**Stated problem**
Locate the lines where "ONNEN" occurs and copy them as they stand.

[Rows from a figure dataset]

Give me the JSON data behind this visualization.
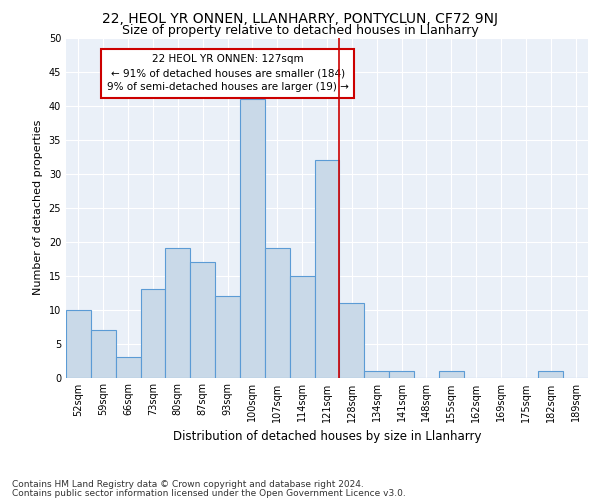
{
  "title": "22, HEOL YR ONNEN, LLANHARRY, PONTYCLUN, CF72 9NJ",
  "subtitle": "Size of property relative to detached houses in Llanharry",
  "xlabel": "Distribution of detached houses by size in Llanharry",
  "ylabel": "Number of detached properties",
  "footnote1": "Contains HM Land Registry data © Crown copyright and database right 2024.",
  "footnote2": "Contains public sector information licensed under the Open Government Licence v3.0.",
  "bar_labels": [
    "52sqm",
    "59sqm",
    "66sqm",
    "73sqm",
    "80sqm",
    "87sqm",
    "93sqm",
    "100sqm",
    "107sqm",
    "114sqm",
    "121sqm",
    "128sqm",
    "134sqm",
    "141sqm",
    "148sqm",
    "155sqm",
    "162sqm",
    "169sqm",
    "175sqm",
    "182sqm",
    "189sqm"
  ],
  "bar_values": [
    10,
    7,
    3,
    13,
    19,
    17,
    12,
    41,
    19,
    15,
    32,
    11,
    1,
    1,
    0,
    1,
    0,
    0,
    0,
    1,
    0
  ],
  "bar_color": "#c9d9e8",
  "bar_edge_color": "#5b9bd5",
  "annotation_text": "22 HEOL YR ONNEN: 127sqm\n← 91% of detached houses are smaller (184)\n9% of semi-detached houses are larger (19) →",
  "annotation_box_edge_color": "#cc0000",
  "vline_color": "#cc0000",
  "vline_x_index": 11,
  "background_color": "#eaf0f8",
  "ylim": [
    0,
    50
  ],
  "yticks": [
    0,
    5,
    10,
    15,
    20,
    25,
    30,
    35,
    40,
    45,
    50
  ],
  "title_fontsize": 10,
  "subtitle_fontsize": 9,
  "xlabel_fontsize": 8.5,
  "ylabel_fontsize": 8,
  "tick_fontsize": 7,
  "annotation_fontsize": 7.5,
  "footnote_fontsize": 6.5
}
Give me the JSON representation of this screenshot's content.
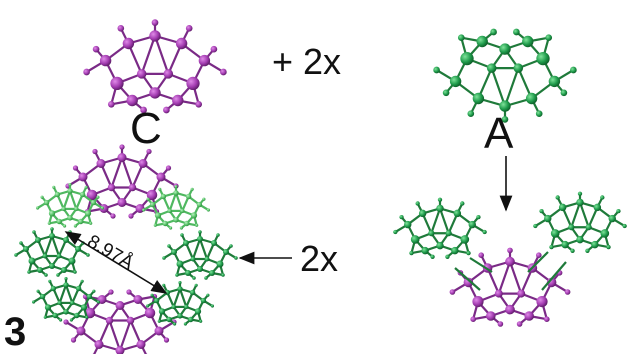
{
  "labels": {
    "cluster_c": "C",
    "cluster_a": "A",
    "plus_two_x": "+ 2x",
    "two_x": "2x",
    "compound_number": "3",
    "distance": "8.97Å"
  },
  "colors": {
    "purple_atom": "#a23bb0",
    "purple_bond": "#7a2a86",
    "green_atom": "#1e9a4a",
    "green_bond": "#1f7a3a",
    "light_green": "#55c266",
    "arrow": "#111111",
    "background": "#ffffff"
  }
}
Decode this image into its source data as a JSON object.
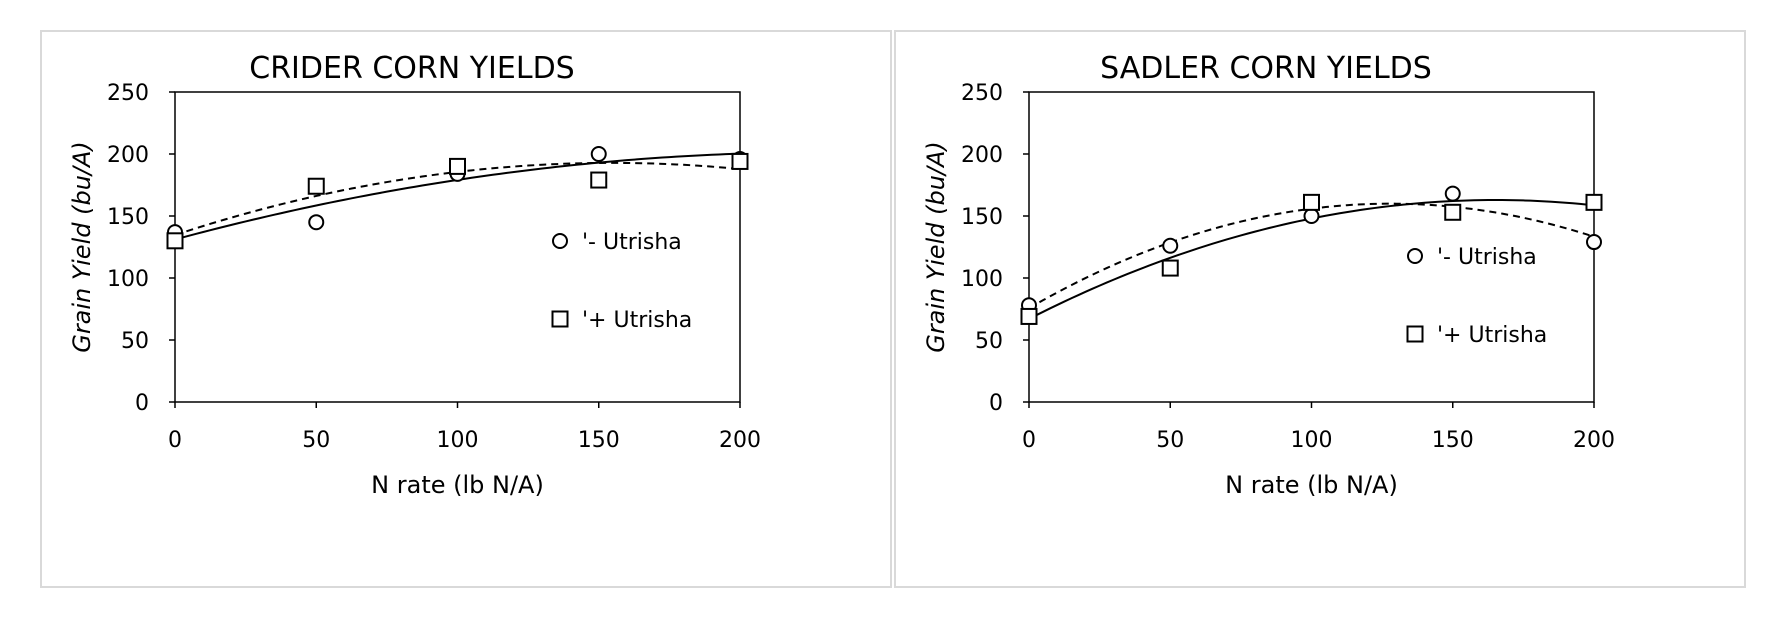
{
  "chart_data": [
    {
      "type": "scatter",
      "title": "CRIDER CORN YIELDS",
      "xlabel": "N rate (lb N/A)",
      "ylabel": "Grain Yield (bu/A)",
      "xlim": [
        0,
        200
      ],
      "ylim": [
        0,
        250
      ],
      "xticks": [
        "0",
        "50",
        "100",
        "150",
        "200"
      ],
      "yticks": [
        "0",
        "50",
        "100",
        "150",
        "200",
        "250"
      ],
      "grid": false,
      "legend_position": "right",
      "series": [
        {
          "name": "'- Utrisha",
          "marker": "circle",
          "line_style": "solid",
          "x": [
            0,
            50,
            100,
            150,
            200
          ],
          "y": [
            137,
            145,
            184,
            200,
            196
          ]
        },
        {
          "name": "'+ Utrisha",
          "marker": "square",
          "line_style": "dashed",
          "x": [
            0,
            50,
            100,
            150,
            200
          ],
          "y": [
            130,
            174,
            190,
            179,
            194
          ]
        }
      ]
    },
    {
      "type": "scatter",
      "title": "SADLER CORN YIELDS",
      "xlabel": "N rate (lb N/A)",
      "ylabel": "Grain Yield (bu/A)",
      "xlim": [
        0,
        200
      ],
      "ylim": [
        0,
        250
      ],
      "xticks": [
        "0",
        "50",
        "100",
        "150",
        "200"
      ],
      "yticks": [
        "0",
        "50",
        "100",
        "150",
        "200",
        "250"
      ],
      "grid": false,
      "legend_position": "right",
      "series": [
        {
          "name": "'- Utrisha",
          "marker": "circle",
          "line_style": "dashed",
          "x": [
            0,
            50,
            100,
            150,
            200
          ],
          "y": [
            78,
            126,
            150,
            168,
            129
          ]
        },
        {
          "name": "'+ Utrisha",
          "marker": "square",
          "line_style": "solid",
          "x": [
            0,
            50,
            100,
            150,
            200
          ],
          "y": [
            69,
            108,
            161,
            153,
            161
          ]
        }
      ]
    }
  ]
}
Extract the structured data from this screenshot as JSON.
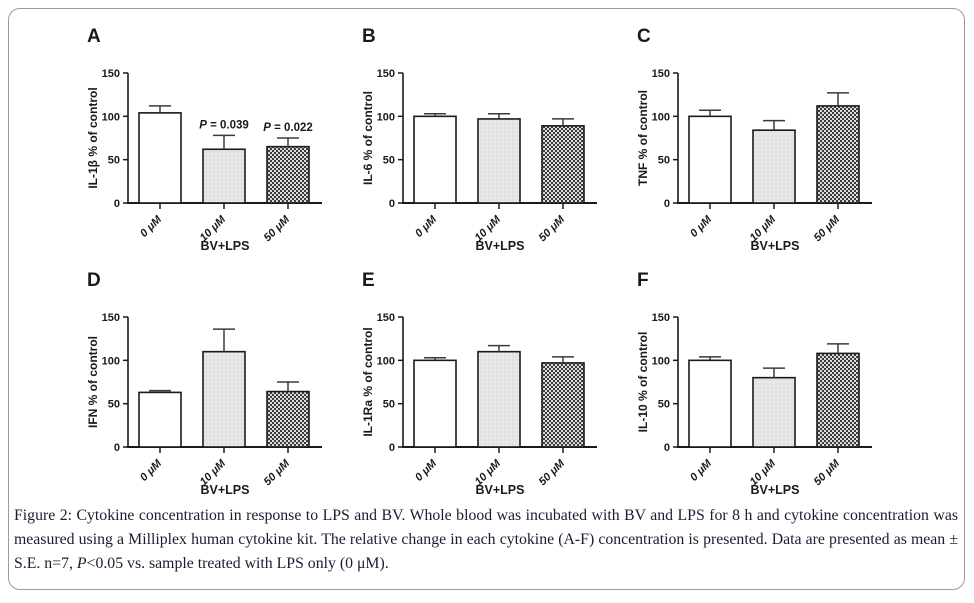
{
  "caption": {
    "text_before_p": "Figure 2: Cytokine concentration in response to LPS and BV. Whole blood was incubated with BV and LPS for 8 h and cytokine concentration was measured using a Milliplex human cytokine kit. The relative change in each cytokine (A-F) concentration is presented. Data are presented as mean ± S.E. n=7, ",
    "p_symbol": "P",
    "text_after_p": "<0.05 vs. sample treated with LPS only (0 μM)."
  },
  "colors": {
    "axis": "#1a1a1a",
    "error_bar": "#3a3a3a",
    "bar_outline": "#1a1a1a",
    "bar1_fill": "#ffffff",
    "bar2_fill": "#e3e3e3",
    "bar2_dot": "#f8f8f8",
    "bar3_light": "#dcdcdc",
    "bar3_dark": "#3c3c3c",
    "text": "#1a1a1a",
    "border": "#9b9b9b"
  },
  "chart_data": [
    {
      "type": "bar",
      "panel_label": "A",
      "ylabel": "IL-1β % of control",
      "xlabel": "BV+LPS",
      "categories": [
        "0 μM",
        "10 μM",
        "50 μM"
      ],
      "values": [
        104,
        62,
        65
      ],
      "errors": [
        8,
        16,
        10
      ],
      "annotations": [
        "",
        "P = 0.039",
        "P = 0.022"
      ],
      "ylim": [
        0,
        150
      ],
      "yticks": [
        0,
        50,
        100,
        150
      ],
      "grid": false,
      "legend": "none"
    },
    {
      "type": "bar",
      "panel_label": "B",
      "ylabel": "IL-6 % of control",
      "xlabel": "BV+LPS",
      "categories": [
        "0 μM",
        "10 μM",
        "50 μM"
      ],
      "values": [
        100,
        97,
        89
      ],
      "errors": [
        3,
        6,
        8
      ],
      "annotations": [
        "",
        "",
        ""
      ],
      "ylim": [
        0,
        150
      ],
      "yticks": [
        0,
        50,
        100,
        150
      ],
      "grid": false,
      "legend": "none"
    },
    {
      "type": "bar",
      "panel_label": "C",
      "ylabel": "TNF % of control",
      "xlabel": "BV+LPS",
      "categories": [
        "0 μM",
        "10 μM",
        "50 μM"
      ],
      "values": [
        100,
        84,
        112
      ],
      "errors": [
        7,
        11,
        15
      ],
      "annotations": [
        "",
        "",
        ""
      ],
      "ylim": [
        0,
        150
      ],
      "yticks": [
        0,
        50,
        100,
        150
      ],
      "grid": false,
      "legend": "none"
    },
    {
      "type": "bar",
      "panel_label": "D",
      "ylabel": "IFN % of control",
      "xlabel": "BV+LPS",
      "categories": [
        "0 μM",
        "10 μM",
        "50 μM"
      ],
      "values": [
        63,
        110,
        64
      ],
      "errors": [
        2,
        26,
        11
      ],
      "annotations": [
        "",
        "",
        ""
      ],
      "ylim": [
        0,
        150
      ],
      "yticks": [
        0,
        50,
        100,
        150
      ],
      "grid": false,
      "legend": "none"
    },
    {
      "type": "bar",
      "panel_label": "E",
      "ylabel": "IL-1Ra % of control",
      "xlabel": "BV+LPS",
      "categories": [
        "0 μM",
        "10 μM",
        "50 μM"
      ],
      "values": [
        100,
        110,
        97
      ],
      "errors": [
        3,
        7,
        7
      ],
      "annotations": [
        "",
        "",
        ""
      ],
      "ylim": [
        0,
        150
      ],
      "yticks": [
        0,
        50,
        100,
        150
      ],
      "grid": false,
      "legend": "none"
    },
    {
      "type": "bar",
      "panel_label": "F",
      "ylabel": "IL-10 % of control",
      "xlabel": "BV+LPS",
      "categories": [
        "0 μM",
        "10 μM",
        "50 μM"
      ],
      "values": [
        100,
        80,
        108
      ],
      "errors": [
        4,
        11,
        11
      ],
      "annotations": [
        "",
        "",
        ""
      ],
      "ylim": [
        0,
        150
      ],
      "yticks": [
        0,
        50,
        100,
        150
      ],
      "grid": false,
      "legend": "none"
    }
  ]
}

**Answer to the task**
  "title": "22, HEOL YR ONNEN, LLANHARRY, PONTYCLUN, CF72 9NJ",
  "annotation_text": "22 HEOL YR ONNEN: 127sqm\n← 91% of detached houses are smaller (184)\n9% of semi-detached houses are larger (19) →",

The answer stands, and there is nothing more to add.